▶ [DIRECTIVE] Show every line containing "object" by copying it.

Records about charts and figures
■ ■ ■

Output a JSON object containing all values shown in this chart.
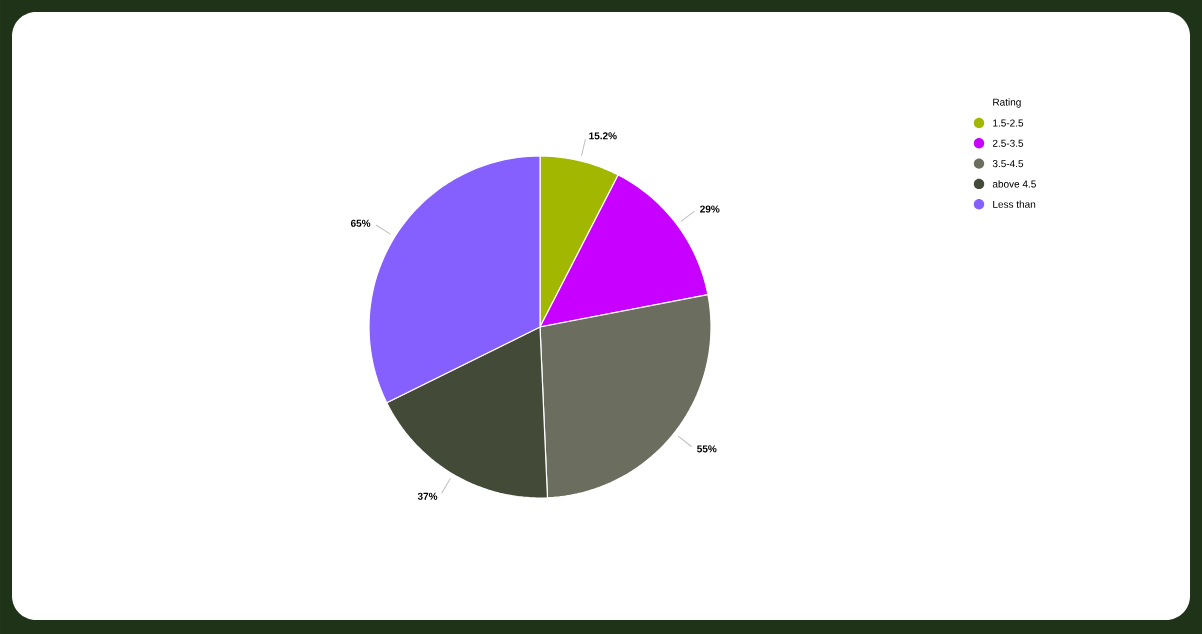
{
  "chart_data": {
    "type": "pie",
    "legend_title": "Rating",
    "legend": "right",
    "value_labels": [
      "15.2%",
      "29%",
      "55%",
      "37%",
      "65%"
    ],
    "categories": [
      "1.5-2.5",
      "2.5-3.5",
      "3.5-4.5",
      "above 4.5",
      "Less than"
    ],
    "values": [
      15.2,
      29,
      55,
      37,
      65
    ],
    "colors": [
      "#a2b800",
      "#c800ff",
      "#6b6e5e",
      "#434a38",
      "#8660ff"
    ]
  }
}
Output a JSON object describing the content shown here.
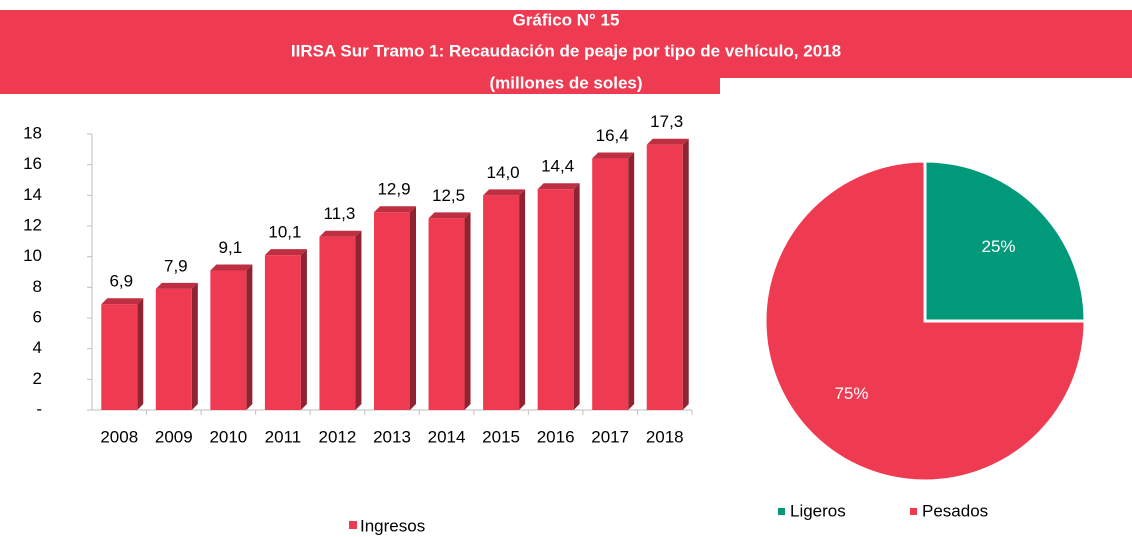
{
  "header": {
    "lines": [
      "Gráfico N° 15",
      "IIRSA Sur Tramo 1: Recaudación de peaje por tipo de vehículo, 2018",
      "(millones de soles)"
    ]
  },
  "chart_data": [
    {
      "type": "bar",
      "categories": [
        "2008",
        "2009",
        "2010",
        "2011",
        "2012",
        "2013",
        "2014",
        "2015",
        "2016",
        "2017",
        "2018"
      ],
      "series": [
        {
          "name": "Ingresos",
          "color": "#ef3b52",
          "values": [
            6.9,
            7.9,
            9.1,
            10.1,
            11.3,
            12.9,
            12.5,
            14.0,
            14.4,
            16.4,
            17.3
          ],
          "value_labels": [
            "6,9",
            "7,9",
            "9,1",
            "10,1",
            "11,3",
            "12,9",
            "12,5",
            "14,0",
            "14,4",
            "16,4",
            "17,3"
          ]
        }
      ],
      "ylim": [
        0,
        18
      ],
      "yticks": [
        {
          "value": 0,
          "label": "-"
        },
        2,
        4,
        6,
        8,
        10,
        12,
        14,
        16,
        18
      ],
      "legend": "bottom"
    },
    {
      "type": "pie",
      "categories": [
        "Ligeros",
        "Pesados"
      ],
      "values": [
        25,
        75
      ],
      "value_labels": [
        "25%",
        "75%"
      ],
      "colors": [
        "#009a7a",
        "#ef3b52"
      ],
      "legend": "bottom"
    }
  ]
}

■ ■ ■

▶ [EXPECTED ANSWER]
Output a JSON object containing all values shown in this chart.
Output a JSON object describing the content shown here.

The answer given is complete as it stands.